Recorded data
********************

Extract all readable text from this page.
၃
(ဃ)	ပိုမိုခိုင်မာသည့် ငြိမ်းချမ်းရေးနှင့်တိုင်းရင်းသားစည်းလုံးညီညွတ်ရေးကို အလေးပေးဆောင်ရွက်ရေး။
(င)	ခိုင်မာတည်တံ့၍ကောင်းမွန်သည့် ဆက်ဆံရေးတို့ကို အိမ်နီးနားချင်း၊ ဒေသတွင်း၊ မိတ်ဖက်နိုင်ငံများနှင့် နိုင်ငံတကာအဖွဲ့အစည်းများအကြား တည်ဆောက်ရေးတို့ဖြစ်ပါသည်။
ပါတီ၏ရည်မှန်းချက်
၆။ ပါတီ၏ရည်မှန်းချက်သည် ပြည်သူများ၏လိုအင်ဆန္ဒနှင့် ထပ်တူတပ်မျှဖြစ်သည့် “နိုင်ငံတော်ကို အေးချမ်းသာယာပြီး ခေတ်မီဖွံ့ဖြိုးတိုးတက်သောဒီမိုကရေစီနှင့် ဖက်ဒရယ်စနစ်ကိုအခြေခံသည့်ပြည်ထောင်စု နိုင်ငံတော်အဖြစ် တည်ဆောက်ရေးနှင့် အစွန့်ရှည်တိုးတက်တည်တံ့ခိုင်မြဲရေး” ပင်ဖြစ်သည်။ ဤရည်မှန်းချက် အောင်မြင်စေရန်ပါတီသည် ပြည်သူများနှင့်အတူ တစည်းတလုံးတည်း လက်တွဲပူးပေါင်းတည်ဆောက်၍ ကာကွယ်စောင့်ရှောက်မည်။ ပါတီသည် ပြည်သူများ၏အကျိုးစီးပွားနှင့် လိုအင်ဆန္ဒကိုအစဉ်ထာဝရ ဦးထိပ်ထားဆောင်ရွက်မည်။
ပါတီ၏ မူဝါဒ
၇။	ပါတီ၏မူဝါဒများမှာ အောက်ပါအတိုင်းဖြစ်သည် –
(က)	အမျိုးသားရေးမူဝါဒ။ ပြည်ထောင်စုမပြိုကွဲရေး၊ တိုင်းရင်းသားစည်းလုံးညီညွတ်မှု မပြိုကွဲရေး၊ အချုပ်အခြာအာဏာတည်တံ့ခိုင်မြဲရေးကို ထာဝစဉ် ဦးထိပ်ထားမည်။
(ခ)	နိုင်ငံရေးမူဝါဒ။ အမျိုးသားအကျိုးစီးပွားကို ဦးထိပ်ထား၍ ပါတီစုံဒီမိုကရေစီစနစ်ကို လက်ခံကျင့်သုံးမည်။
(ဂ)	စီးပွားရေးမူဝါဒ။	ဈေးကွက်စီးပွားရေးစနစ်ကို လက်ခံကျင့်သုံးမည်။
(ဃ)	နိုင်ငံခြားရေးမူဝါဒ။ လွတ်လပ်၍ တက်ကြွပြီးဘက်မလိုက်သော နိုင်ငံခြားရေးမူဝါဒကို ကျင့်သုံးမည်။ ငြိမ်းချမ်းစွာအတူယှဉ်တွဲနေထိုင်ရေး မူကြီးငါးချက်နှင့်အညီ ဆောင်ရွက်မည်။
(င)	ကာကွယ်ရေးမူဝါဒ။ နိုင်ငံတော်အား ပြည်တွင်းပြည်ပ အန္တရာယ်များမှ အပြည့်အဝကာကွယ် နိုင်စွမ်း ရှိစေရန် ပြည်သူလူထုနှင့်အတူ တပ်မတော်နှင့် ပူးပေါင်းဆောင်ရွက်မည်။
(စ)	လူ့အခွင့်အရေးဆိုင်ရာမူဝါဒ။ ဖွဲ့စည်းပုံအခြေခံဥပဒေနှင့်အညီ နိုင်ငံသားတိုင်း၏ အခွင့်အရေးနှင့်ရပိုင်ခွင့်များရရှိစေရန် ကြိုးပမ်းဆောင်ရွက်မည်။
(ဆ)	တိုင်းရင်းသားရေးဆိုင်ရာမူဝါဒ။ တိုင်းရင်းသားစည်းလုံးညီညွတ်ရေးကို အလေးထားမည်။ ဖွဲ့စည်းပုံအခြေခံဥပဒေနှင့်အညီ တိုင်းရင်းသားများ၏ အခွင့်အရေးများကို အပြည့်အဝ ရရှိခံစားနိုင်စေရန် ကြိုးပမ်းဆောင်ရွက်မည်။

********************

Given exercise —
Output all of the data again, exactly.

Task response —
Extract all readable text from this page.
၃
(ဃ)	ပိုမိုခိုင်မာသည့် ငြိမ်းချမ်းရေးနှင့်တိုင်းရင်းသားစည်းလုံးညီညွတ်ရေးကို အလေးပေးဆောင်ရွက်ရေး။
(င)	ခိုင်မာတည်တံ့၍ကောင်းမွန်သည့် ဆက်ဆံရေးတို့ကို အိမ်နီးနားချင်း၊ ဒေသတွင်း၊ မိတ်ဖက်နိုင်ငံများနှင့် နိုင်ငံတကာအဖွဲ့အစည်းများအကြား တည်ဆောက်ရေးတို့ဖြစ်ပါသည်။
ပါတီ၏ရည်မှန်းချက်
၆။ ပါတီ၏ရည်မှန်းချက်သည် ပြည်သူများ၏လိုအင်ဆန္ဒနှင့် ထပ်တူတပ်မျှဖြစ်သည့် “နိုင်ငံတော်ကို အေးချမ်းသာယာပြီး ခေတ်မီဖွံ့ဖြိုးတိုးတက်သောဒီမိုကရေစီနှင့် ဖက်ဒရယ်စနစ်ကိုအခြေခံသည့်ပြည်ထောင်စု နိုင်ငံတော်အဖြစ် တည်ဆောက်ရေးနှင့် အစွန့်ရှည်တိုးတက်တည်တံ့ခိုင်မြဲရေး” ပင်ဖြစ်သည်။ ဤရည်မှန်းချက် အောင်မြင်စေရန်ပါတီသည် ပြည်သူများနှင့်အတူ တစည်းတလုံးတည်း လက်တွဲပူးပေါင်းတည်ဆောက်၍ ကာကွယ်စောင့်ရှောက်မည်။ ပါတီသည် ပြည်သူများ၏အကျိုးစီးပွားနှင့် လိုအင်ဆန္ဒကိုအစဉ်ထာဝရ ဦးထိပ်ထားဆောင်ရွက်မည်။
ပါတီ၏ မူဝါဒ
၇။	ပါတီ၏မူဝါဒများမှာ အောက်ပါအတိုင်းဖြစ်သည် –
(က)	အမျိုးသားရေးမူဝါဒ။ ပြည်ထောင်စုမပြိုကွဲရေး၊ တိုင်းရင်းသားစည်းလုံးညီညွတ်မှု မပြိုကွဲရေး၊ အချုပ်အခြာအာဏာတည်တံ့ခိုင်မြဲရေးကို ထာဝစဉ် ဦးထိပ်ထားမည်။
(ခ)	နိုင်ငံရေးမူဝါဒ။ အမျိုးသားအကျိုးစီးပွားကို ဦးထိပ်ထား၍ ပါတီစုံဒီမိုကရေစီစနစ်ကို လက်ခံကျင့်သုံးမည်။
(ဂ)	စီးပွားရေးမူဝါဒ။	ဈေးကွက်စီးပွားရေးစနစ်ကို လက်ခံကျင့်သုံးမည်။
(ဃ)	နိုင်ငံခြားရေးမူဝါဒ။ လွတ်လပ်၍ တက်ကြွပြီးဘက်မလိုက်သော နိုင်ငံခြားရေးမူဝါဒကို ကျင့်သုံးမည်။ ငြိမ်းချမ်းစွာအတူယှဉ်တွဲနေထိုင်ရေး မူကြီးငါးချက်နှင့်အညီ ဆောင်ရွက်မည်။
(င)	ကာကွယ်ရေးမူဝါဒ။ နိုင်ငံတော်အား ပြည်တွင်းပြည်ပ အန္တရာယ်များမှ အပြည့်အဝကာကွယ် နိုင်စွမ်း ရှိစေရန် ပြည်သူလူထုနှင့်အတူ တပ်မတော်နှင့် ပူးပေါင်းဆောင်ရွက်မည်။
(စ)	လူ့အခွင့်အရေးဆိုင်ရာမူဝါဒ။ ဖွဲ့စည်းပုံအခြေခံဥပဒေနှင့်အညီ နိုင်ငံသားတိုင်း၏ အခွင့်အရေးနှင့်ရပိုင်ခွင့်များရရှိစေရန် ကြိုးပမ်းဆောင်ရွက်မည်။
(ဆ)	တိုင်းရင်းသားရေးဆိုင်ရာမူဝါဒ။ တိုင်းရင်းသားစည်းလုံးညီညွတ်ရေးကို အလေးထားမည်။ ဖွဲ့စည်းပုံအခြေခံဥပဒေနှင့်အညီ တိုင်းရင်းသားများ၏ အခွင့်အရေးများကို အပြည့်အဝ ရရှိခံစားနိုင်စေရန် ကြိုးပမ်းဆောင်ရွက်မည်။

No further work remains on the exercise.